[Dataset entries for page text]

────────────────

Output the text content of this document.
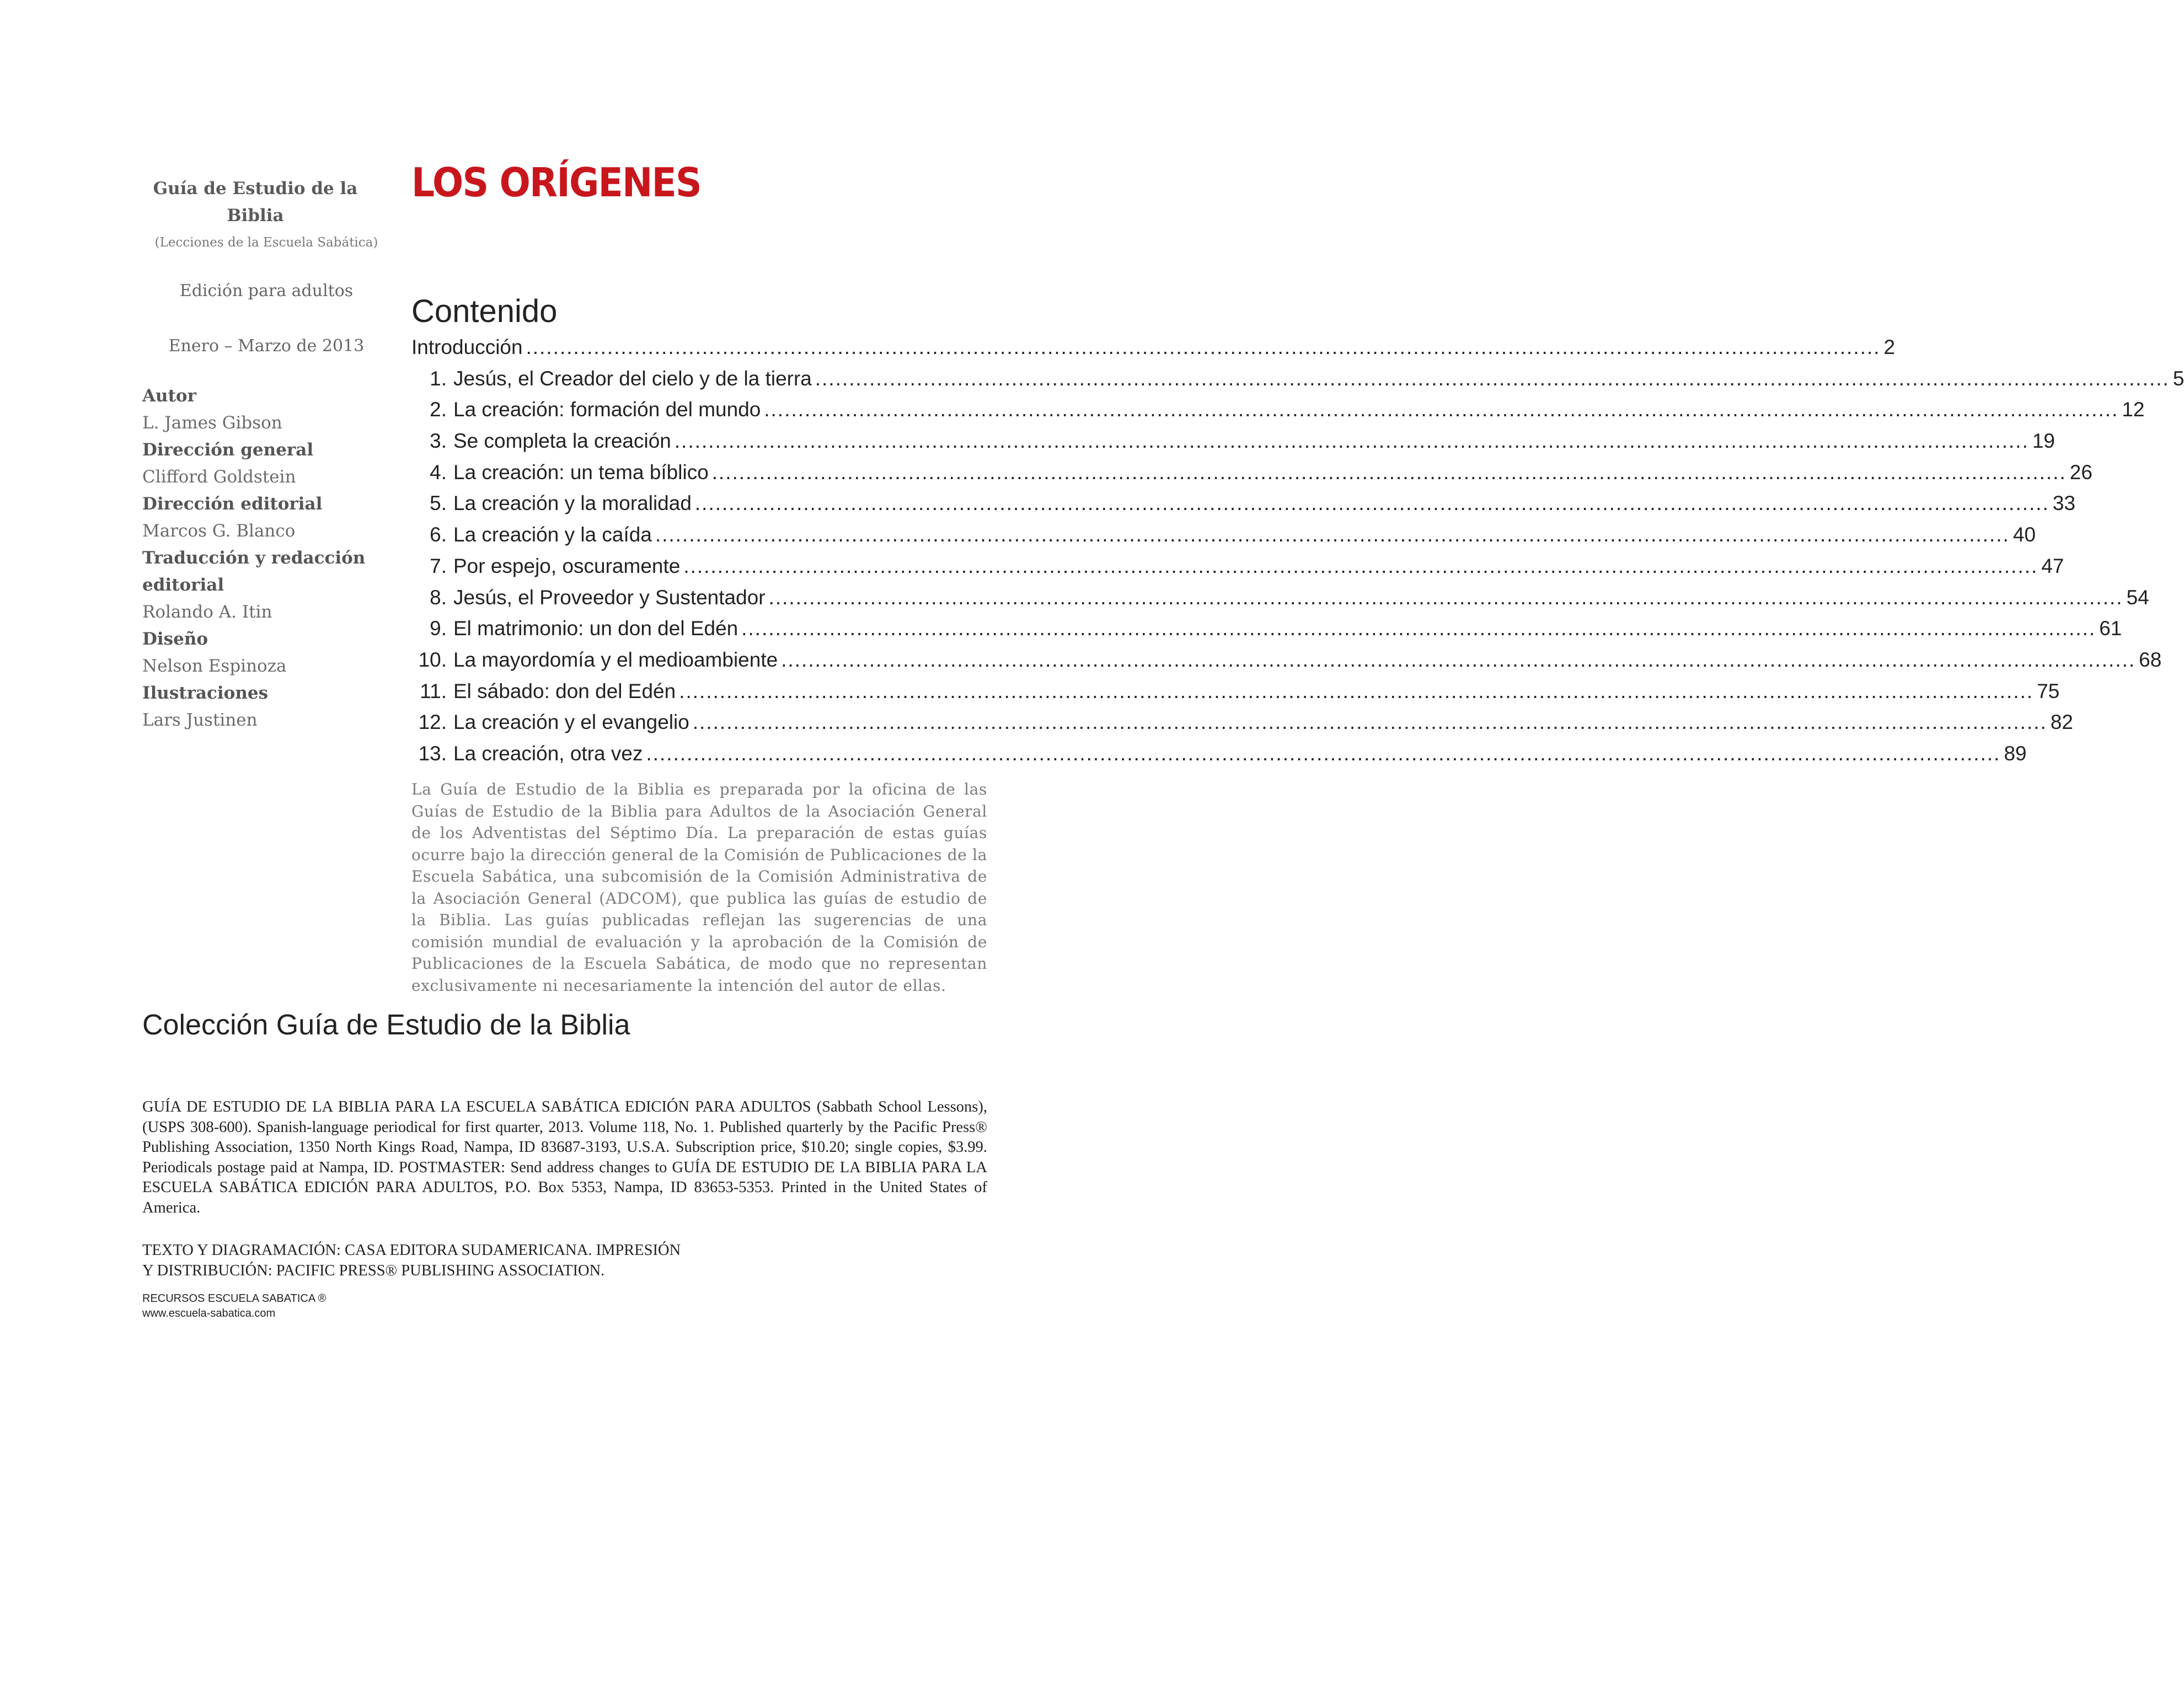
Guía de Estudio de la Biblia
(Lecciones de la Escuela Sabática)
Edición para adultos
Enero – Marzo de 2013
Autor
L. James Gibson
Dirección general
Clifford Goldstein
Dirección editorial
Marcos G. Blanco
Traducción y redacción editorial
Rolando A. Itin
Diseño
Nelson Espinoza
Ilustraciones
Lars Justinen
LOS ORÍGENES
Contenido
Introducción ........................................................................................................................................................................................................ 2
1. Jesús, el Creador del cielo y de la tierra ........................................................................................................................................................................................................ 5
2. La creación: formación del mundo ........................................................................................................................................................................................................ 12
3. Se completa la creación ........................................................................................................................................................................................................ 19
4. La creación: un tema bíblico ........................................................................................................................................................................................................ 26
5. La creación y la moralidad ........................................................................................................................................................................................................ 33
6. La creación y la caída ........................................................................................................................................................................................................ 40
7. Por espejo, oscuramente ........................................................................................................................................................................................................ 47
8. Jesús, el Proveedor y Sustentador ........................................................................................................................................................................................................ 54
9. El matrimonio: un don del Edén ........................................................................................................................................................................................................ 61
10. La mayordomía y el medioambiente ........................................................................................................................................................................................................ 68
11. El sábado: don del Edén ........................................................................................................................................................................................................ 75
12. La creación y el evangelio ........................................................................................................................................................................................................ 82
13. La creación, otra vez ........................................................................................................................................................................................................ 89
La Guía de Estudio de la Biblia es preparada por la oficina de las Guías de Estudio de la Biblia para Adultos de la Asociación General de los Adventistas del Séptimo Día. La preparación de estas guías ocurre bajo la dirección general de la Comisión de Publicaciones de la Escuela Sabática, una subcomisión de la Comisión Administrativa de la Asociación General (ADCOM), que publica las guías de estudio de la Biblia. Las guías publicadas reflejan las sugerencias de una comisión mundial de evaluación y la aprobación de la Comisión de Publicaciones de la Escuela Sabática, de modo que no representan exclusivamente ni necesariamente la intención del autor de ellas.
Colección Guía de Estudio de la Biblia
GUÍA DE ESTUDIO DE LA BIBLIA PARA LA ESCUELA SABÁTICA EDICIÓN PARA ADULTOS (Sabbath School Lessons), (USPS 308-600). Spanish-language periodical for first quarter, 2013. Volume 118, No. 1. Published quarterly by the Pacific Press® Publishing Association, 1350 North Kings Road, Nampa, ID 83687-3193, U.S.A. Subscription price, $10.20; single copies, $3.99. Periodicals postage paid at Nampa, ID. POSTMASTER: Send address changes to GUÍA DE ESTUDIO DE LA BIBLIA PARA LA ESCUELA SABÁTICA EDICIÓN PARA ADULTOS, P.O. Box 5353, Nampa, ID 83653-5353. Printed in the United States of America.
TEXTO Y DIAGRAMACIÓN: CASA EDITORA SUDAMERICANA. IMPRESIÓN
Y DISTRIBUCIÓN: PACIFIC PRESS® PUBLISHING ASSOCIATION.
RECURSOS ESCUELA SABATICA ®
www.escuela-sabatica.com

────────────────

__Work to complete__
Every entry above has to be repeated exactly, apart from its pictures.

__Solved problem__
Output the text content of this document.
Guía de Estudio de la Biblia
(Lecciones de la Escuela Sabática)
Edición para adultos
Enero – Marzo de 2013
Autor
L. James Gibson
Dirección general
Clifford Goldstein
Dirección editorial
Marcos G. Blanco
Traducción y redacción editorial
Rolando A. Itin
Diseño
Nelson Espinoza
Ilustraciones
Lars Justinen
LOS ORÍGENES
Contenido
Introducción ........................................................................................................................................................................................................ 2
1. Jesús, el Creador del cielo y de la tierra ........................................................................................................................................................................................................ 5
2. La creación: formación del mundo ........................................................................................................................................................................................................ 12
3. Se completa la creación ........................................................................................................................................................................................................ 19
4. La creación: un tema bíblico ........................................................................................................................................................................................................ 26
5. La creación y la moralidad ........................................................................................................................................................................................................ 33
6. La creación y la caída ........................................................................................................................................................................................................ 40
7. Por espejo, oscuramente ........................................................................................................................................................................................................ 47
8. Jesús, el Proveedor y Sustentador ........................................................................................................................................................................................................ 54
9. El matrimonio: un don del Edén ........................................................................................................................................................................................................ 61
10. La mayordomía y el medioambiente ........................................................................................................................................................................................................ 68
11. El sábado: don del Edén ........................................................................................................................................................................................................ 75
12. La creación y el evangelio ........................................................................................................................................................................................................ 82
13. La creación, otra vez ........................................................................................................................................................................................................ 89
La Guía de Estudio de la Biblia es preparada por la oficina de las Guías de Estudio de la Biblia para Adultos de la Asociación General de los Adventistas del Séptimo Día. La preparación de estas guías ocurre bajo la dirección general de la Comisión de Publicaciones de la Escuela Sabática, una subcomisión de la Comisión Administrativa de la Asociación General (ADCOM), que publica las guías de estudio de la Biblia. Las guías publicadas reflejan las sugerencias de una comisión mundial de evaluación y la aprobación de la Comisión de Publicaciones de la Escuela Sabática, de modo que no representan exclusivamente ni necesariamente la intención del autor de ellas.
Colección Guía de Estudio de la Biblia
GUÍA DE ESTUDIO DE LA BIBLIA PARA LA ESCUELA SABÁTICA EDICIÓN PARA ADULTOS (Sabbath School Lessons), (USPS 308-600). Spanish-language periodical for first quarter, 2013. Volume 118, No. 1. Published quarterly by the Pacific Press® Publishing Association, 1350 North Kings Road, Nampa, ID 83687-3193, U.S.A. Subscription price, $10.20; single copies, $3.99. Periodicals postage paid at Nampa, ID. POSTMASTER: Send address changes to GUÍA DE ESTUDIO DE LA BIBLIA PARA LA ESCUELA SABÁTICA EDICIÓN PARA ADULTOS, P.O. Box 5353, Nampa, ID 83653-5353. Printed in the United States of America.
TEXTO Y DIAGRAMACIÓN: CASA EDITORA SUDAMERICANA. IMPRESIÓN
Y DISTRIBUCIÓN: PACIFIC PRESS® PUBLISHING ASSOCIATION.
RECURSOS ESCUELA SABATICA ®
www.escuela-sabatica.com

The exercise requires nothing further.